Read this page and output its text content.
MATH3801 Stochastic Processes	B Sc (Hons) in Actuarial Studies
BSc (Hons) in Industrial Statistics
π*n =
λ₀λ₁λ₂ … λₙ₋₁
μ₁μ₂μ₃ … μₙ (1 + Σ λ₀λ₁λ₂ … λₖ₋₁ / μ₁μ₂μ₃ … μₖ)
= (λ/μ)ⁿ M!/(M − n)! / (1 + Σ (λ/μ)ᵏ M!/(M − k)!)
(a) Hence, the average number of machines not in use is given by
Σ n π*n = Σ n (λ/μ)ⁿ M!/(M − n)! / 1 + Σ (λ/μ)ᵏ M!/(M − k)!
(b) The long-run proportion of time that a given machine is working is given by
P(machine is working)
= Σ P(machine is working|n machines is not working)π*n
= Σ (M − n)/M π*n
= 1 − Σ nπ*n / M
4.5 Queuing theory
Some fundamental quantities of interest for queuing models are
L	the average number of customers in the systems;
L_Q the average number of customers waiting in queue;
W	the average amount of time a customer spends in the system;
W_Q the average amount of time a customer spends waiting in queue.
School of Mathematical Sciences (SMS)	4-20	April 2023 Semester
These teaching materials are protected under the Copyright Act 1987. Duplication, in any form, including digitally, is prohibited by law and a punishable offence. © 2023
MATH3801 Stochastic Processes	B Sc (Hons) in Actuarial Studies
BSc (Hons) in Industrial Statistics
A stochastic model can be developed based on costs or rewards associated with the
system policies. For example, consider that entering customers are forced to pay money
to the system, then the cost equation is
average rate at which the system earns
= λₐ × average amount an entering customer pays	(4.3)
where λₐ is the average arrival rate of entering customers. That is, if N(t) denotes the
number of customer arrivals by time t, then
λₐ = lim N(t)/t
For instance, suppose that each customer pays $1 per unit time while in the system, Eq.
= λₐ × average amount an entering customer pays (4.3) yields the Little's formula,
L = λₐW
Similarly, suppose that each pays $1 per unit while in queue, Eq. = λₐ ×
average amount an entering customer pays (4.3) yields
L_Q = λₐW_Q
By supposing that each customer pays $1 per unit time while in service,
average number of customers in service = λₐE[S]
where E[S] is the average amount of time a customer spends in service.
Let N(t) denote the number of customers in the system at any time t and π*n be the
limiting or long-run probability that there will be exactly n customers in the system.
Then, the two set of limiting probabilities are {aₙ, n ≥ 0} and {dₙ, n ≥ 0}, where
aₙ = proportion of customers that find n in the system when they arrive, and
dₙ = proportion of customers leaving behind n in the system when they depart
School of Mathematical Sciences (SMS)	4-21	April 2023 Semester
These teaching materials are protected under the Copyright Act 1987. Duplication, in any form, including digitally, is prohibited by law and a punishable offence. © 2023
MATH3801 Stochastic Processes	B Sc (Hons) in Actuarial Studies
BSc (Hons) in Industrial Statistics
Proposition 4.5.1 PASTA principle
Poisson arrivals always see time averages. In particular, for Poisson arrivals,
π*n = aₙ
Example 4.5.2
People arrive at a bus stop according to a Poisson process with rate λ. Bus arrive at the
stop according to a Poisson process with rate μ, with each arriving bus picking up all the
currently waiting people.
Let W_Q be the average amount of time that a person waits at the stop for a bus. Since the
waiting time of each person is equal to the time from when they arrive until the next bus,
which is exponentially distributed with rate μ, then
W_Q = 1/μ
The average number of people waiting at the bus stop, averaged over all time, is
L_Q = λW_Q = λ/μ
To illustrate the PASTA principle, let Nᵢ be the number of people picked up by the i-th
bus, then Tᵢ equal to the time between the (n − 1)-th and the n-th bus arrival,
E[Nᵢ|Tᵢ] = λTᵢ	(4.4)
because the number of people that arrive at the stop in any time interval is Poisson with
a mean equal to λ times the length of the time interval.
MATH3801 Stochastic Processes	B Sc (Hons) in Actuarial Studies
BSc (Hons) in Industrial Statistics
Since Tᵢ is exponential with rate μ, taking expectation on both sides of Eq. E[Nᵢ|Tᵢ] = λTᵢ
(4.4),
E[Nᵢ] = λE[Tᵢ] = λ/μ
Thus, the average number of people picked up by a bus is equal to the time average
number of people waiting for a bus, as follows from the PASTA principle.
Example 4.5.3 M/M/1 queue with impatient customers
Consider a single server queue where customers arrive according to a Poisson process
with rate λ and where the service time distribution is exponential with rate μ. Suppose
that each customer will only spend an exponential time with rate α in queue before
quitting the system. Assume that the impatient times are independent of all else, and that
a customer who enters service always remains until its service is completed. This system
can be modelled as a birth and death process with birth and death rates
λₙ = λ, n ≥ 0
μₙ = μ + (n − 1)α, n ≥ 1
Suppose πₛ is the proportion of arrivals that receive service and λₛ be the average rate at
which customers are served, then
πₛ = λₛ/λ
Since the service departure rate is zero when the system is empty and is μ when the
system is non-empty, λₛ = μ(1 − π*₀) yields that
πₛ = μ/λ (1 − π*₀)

● ● ● ●

• Required task: Using the data above, copy each line that contains "long".

• The solution:
(b) The long-run proportion of time that a given machine is working is given by
limiting or long-run probability that there will be exactly n customers in the system.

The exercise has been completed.